Records for this exercise ::
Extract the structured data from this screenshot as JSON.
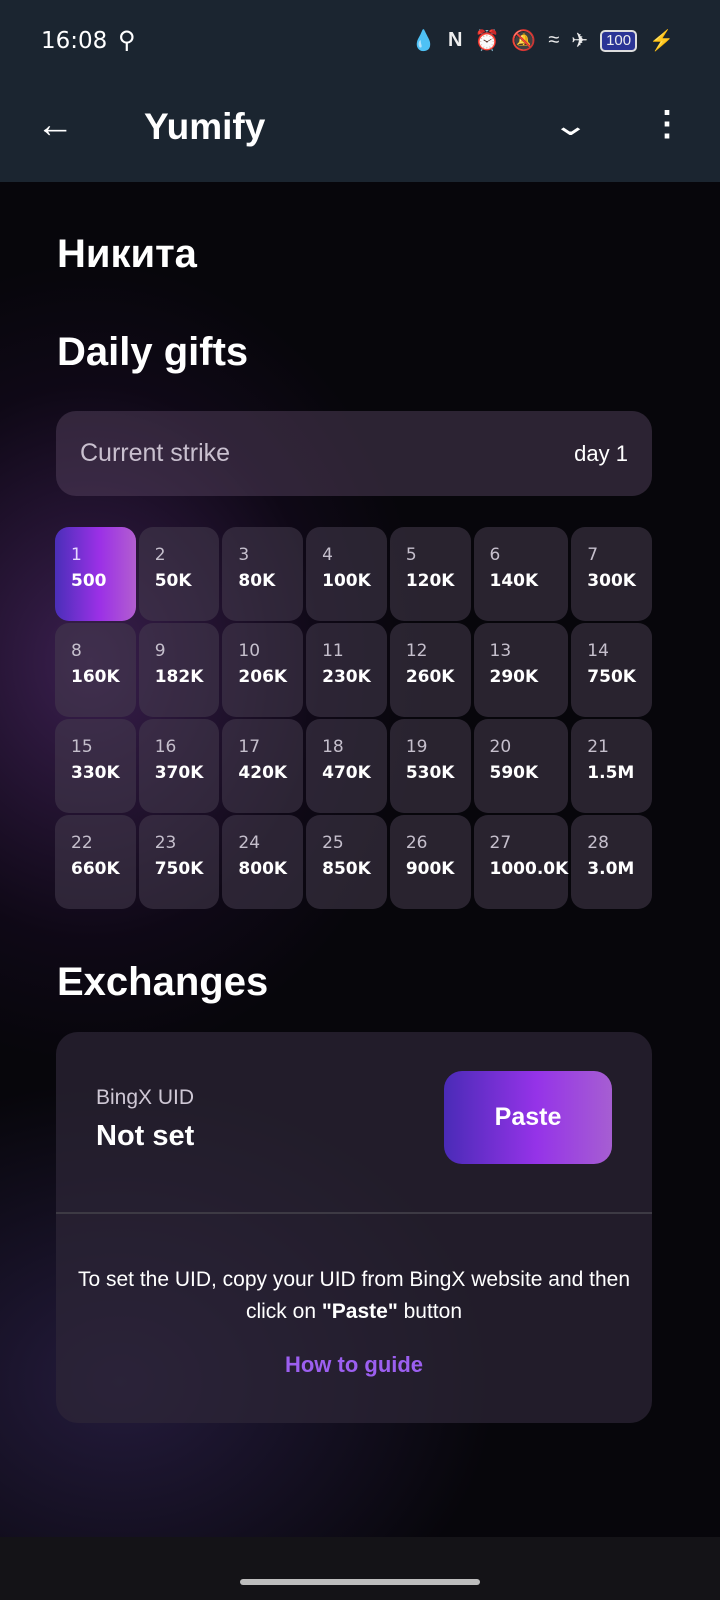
{
  "status_bar": {
    "time": "16:08",
    "battery": "100",
    "icons": [
      "search-icon",
      "data-saver-icon",
      "nfc-icon",
      "alarm-icon",
      "bell-off-icon",
      "wifi-icon",
      "airplane-icon",
      "battery-icon",
      "charging-icon"
    ]
  },
  "app_bar": {
    "title": "Yumify"
  },
  "user": {
    "name": "Никита"
  },
  "daily": {
    "title": "Daily gifts",
    "strike_label": "Current strike",
    "strike_value": "day 1",
    "days": [
      {
        "d": "1",
        "v": "500",
        "active": true
      },
      {
        "d": "2",
        "v": "50K"
      },
      {
        "d": "3",
        "v": "80K"
      },
      {
        "d": "4",
        "v": "100K"
      },
      {
        "d": "5",
        "v": "120K"
      },
      {
        "d": "6",
        "v": "140K"
      },
      {
        "d": "7",
        "v": "300K"
      },
      {
        "d": "8",
        "v": "160K"
      },
      {
        "d": "9",
        "v": "182K"
      },
      {
        "d": "10",
        "v": "206K"
      },
      {
        "d": "11",
        "v": "230K"
      },
      {
        "d": "12",
        "v": "260K"
      },
      {
        "d": "13",
        "v": "290K"
      },
      {
        "d": "14",
        "v": "750K"
      },
      {
        "d": "15",
        "v": "330K"
      },
      {
        "d": "16",
        "v": "370K"
      },
      {
        "d": "17",
        "v": "420K"
      },
      {
        "d": "18",
        "v": "470K"
      },
      {
        "d": "19",
        "v": "530K"
      },
      {
        "d": "20",
        "v": "590K"
      },
      {
        "d": "21",
        "v": "1.5M"
      },
      {
        "d": "22",
        "v": "660K"
      },
      {
        "d": "23",
        "v": "750K"
      },
      {
        "d": "24",
        "v": "800K"
      },
      {
        "d": "25",
        "v": "850K"
      },
      {
        "d": "26",
        "v": "900K"
      },
      {
        "d": "27",
        "v": "1000.0K"
      },
      {
        "d": "28",
        "v": "3.0M"
      }
    ]
  },
  "exchanges": {
    "title": "Exchanges",
    "uid_label": "BingX UID",
    "uid_value": "Not set",
    "paste_label": "Paste",
    "info_before": "To set the UID, copy your UID from BingX website and then click on ",
    "info_bold": "\"Paste\"",
    "info_after": " button",
    "guide_link": "How to guide"
  },
  "colors": {
    "accent": "#9533e8",
    "link": "#9c5ff0",
    "app_bar": "#1b2530"
  }
}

Task details :: Print each entry shown above with exact wording and no pictures.

Reply to the task ::
Extract the structured data from this screenshot as JSON.
{
  "status_bar": {
    "time": "16:08",
    "battery": "100",
    "icons": [
      "search-icon",
      "data-saver-icon",
      "nfc-icon",
      "alarm-icon",
      "bell-off-icon",
      "wifi-icon",
      "airplane-icon",
      "battery-icon",
      "charging-icon"
    ]
  },
  "app_bar": {
    "title": "Yumify"
  },
  "user": {
    "name": "Никита"
  },
  "daily": {
    "title": "Daily gifts",
    "strike_label": "Current strike",
    "strike_value": "day 1",
    "days": [
      {
        "d": "1",
        "v": "500",
        "active": true
      },
      {
        "d": "2",
        "v": "50K"
      },
      {
        "d": "3",
        "v": "80K"
      },
      {
        "d": "4",
        "v": "100K"
      },
      {
        "d": "5",
        "v": "120K"
      },
      {
        "d": "6",
        "v": "140K"
      },
      {
        "d": "7",
        "v": "300K"
      },
      {
        "d": "8",
        "v": "160K"
      },
      {
        "d": "9",
        "v": "182K"
      },
      {
        "d": "10",
        "v": "206K"
      },
      {
        "d": "11",
        "v": "230K"
      },
      {
        "d": "12",
        "v": "260K"
      },
      {
        "d": "13",
        "v": "290K"
      },
      {
        "d": "14",
        "v": "750K"
      },
      {
        "d": "15",
        "v": "330K"
      },
      {
        "d": "16",
        "v": "370K"
      },
      {
        "d": "17",
        "v": "420K"
      },
      {
        "d": "18",
        "v": "470K"
      },
      {
        "d": "19",
        "v": "530K"
      },
      {
        "d": "20",
        "v": "590K"
      },
      {
        "d": "21",
        "v": "1.5M"
      },
      {
        "d": "22",
        "v": "660K"
      },
      {
        "d": "23",
        "v": "750K"
      },
      {
        "d": "24",
        "v": "800K"
      },
      {
        "d": "25",
        "v": "850K"
      },
      {
        "d": "26",
        "v": "900K"
      },
      {
        "d": "27",
        "v": "1000.0K"
      },
      {
        "d": "28",
        "v": "3.0M"
      }
    ]
  },
  "exchanges": {
    "title": "Exchanges",
    "uid_label": "BingX UID",
    "uid_value": "Not set",
    "paste_label": "Paste",
    "info_before": "To set the UID, copy your UID from BingX website and then click on ",
    "info_bold": "\"Paste\"",
    "info_after": " button",
    "guide_link": "How to guide"
  },
  "colors": {
    "accent": "#9533e8",
    "link": "#9c5ff0",
    "app_bar": "#1b2530"
  }
}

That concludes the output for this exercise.